> [Exercise goal]: Extract every line that contains the word "至少应选".

> [Entries supplied]:
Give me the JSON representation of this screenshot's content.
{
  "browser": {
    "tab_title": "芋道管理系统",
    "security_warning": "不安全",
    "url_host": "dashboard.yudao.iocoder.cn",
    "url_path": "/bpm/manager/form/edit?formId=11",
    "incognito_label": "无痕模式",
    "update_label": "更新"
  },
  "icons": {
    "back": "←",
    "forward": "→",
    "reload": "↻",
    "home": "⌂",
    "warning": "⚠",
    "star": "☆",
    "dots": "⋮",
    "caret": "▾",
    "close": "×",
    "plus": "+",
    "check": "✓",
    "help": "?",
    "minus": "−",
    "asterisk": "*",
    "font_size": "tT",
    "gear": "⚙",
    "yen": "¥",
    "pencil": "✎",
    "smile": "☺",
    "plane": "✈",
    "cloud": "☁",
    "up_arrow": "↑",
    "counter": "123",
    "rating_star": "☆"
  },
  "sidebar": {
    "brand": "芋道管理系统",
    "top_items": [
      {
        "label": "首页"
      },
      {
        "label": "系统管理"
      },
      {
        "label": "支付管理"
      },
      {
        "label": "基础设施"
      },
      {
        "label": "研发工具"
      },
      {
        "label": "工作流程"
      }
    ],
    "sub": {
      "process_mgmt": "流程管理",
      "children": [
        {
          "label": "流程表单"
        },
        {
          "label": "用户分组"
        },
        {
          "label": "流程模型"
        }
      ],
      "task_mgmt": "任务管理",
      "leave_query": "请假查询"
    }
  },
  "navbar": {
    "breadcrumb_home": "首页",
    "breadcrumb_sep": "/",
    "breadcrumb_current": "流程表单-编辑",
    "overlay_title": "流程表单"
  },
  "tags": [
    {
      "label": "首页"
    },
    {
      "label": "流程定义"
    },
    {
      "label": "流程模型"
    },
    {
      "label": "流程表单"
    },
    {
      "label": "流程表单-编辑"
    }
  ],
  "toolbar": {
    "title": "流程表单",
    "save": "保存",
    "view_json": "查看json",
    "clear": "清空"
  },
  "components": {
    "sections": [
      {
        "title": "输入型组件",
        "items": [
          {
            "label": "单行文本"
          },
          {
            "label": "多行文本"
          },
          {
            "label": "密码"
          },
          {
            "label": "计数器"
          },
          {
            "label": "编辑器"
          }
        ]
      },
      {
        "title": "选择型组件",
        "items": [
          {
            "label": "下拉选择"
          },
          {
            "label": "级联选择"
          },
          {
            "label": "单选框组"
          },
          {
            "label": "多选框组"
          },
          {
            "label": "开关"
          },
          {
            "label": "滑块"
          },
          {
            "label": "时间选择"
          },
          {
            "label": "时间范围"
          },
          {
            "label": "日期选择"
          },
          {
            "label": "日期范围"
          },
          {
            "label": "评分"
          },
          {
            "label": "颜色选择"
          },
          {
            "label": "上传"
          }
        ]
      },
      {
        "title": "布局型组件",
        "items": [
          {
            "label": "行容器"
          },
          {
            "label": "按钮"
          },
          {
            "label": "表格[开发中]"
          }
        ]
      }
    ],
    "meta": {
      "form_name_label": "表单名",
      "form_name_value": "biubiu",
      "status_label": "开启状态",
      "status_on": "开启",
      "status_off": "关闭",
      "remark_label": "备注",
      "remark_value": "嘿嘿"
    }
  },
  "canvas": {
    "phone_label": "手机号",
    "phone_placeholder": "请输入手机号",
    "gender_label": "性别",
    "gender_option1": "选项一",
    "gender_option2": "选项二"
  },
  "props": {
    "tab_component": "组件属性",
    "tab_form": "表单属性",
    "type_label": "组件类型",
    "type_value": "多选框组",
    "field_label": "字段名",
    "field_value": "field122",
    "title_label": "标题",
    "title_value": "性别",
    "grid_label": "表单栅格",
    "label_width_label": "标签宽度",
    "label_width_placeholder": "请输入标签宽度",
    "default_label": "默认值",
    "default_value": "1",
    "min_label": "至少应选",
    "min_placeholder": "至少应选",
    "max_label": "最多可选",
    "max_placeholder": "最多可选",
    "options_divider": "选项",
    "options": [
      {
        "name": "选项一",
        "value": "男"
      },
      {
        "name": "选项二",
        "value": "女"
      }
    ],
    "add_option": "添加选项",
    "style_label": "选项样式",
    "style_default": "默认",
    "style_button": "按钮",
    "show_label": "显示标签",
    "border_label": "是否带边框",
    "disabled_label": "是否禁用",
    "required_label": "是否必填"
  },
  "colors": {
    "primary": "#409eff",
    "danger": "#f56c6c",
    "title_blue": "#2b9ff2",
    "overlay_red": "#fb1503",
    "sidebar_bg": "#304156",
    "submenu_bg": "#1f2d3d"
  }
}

> [Result for this exercise]:
    "min_label": "至少应选",
    "min_placeholder": "至少应选",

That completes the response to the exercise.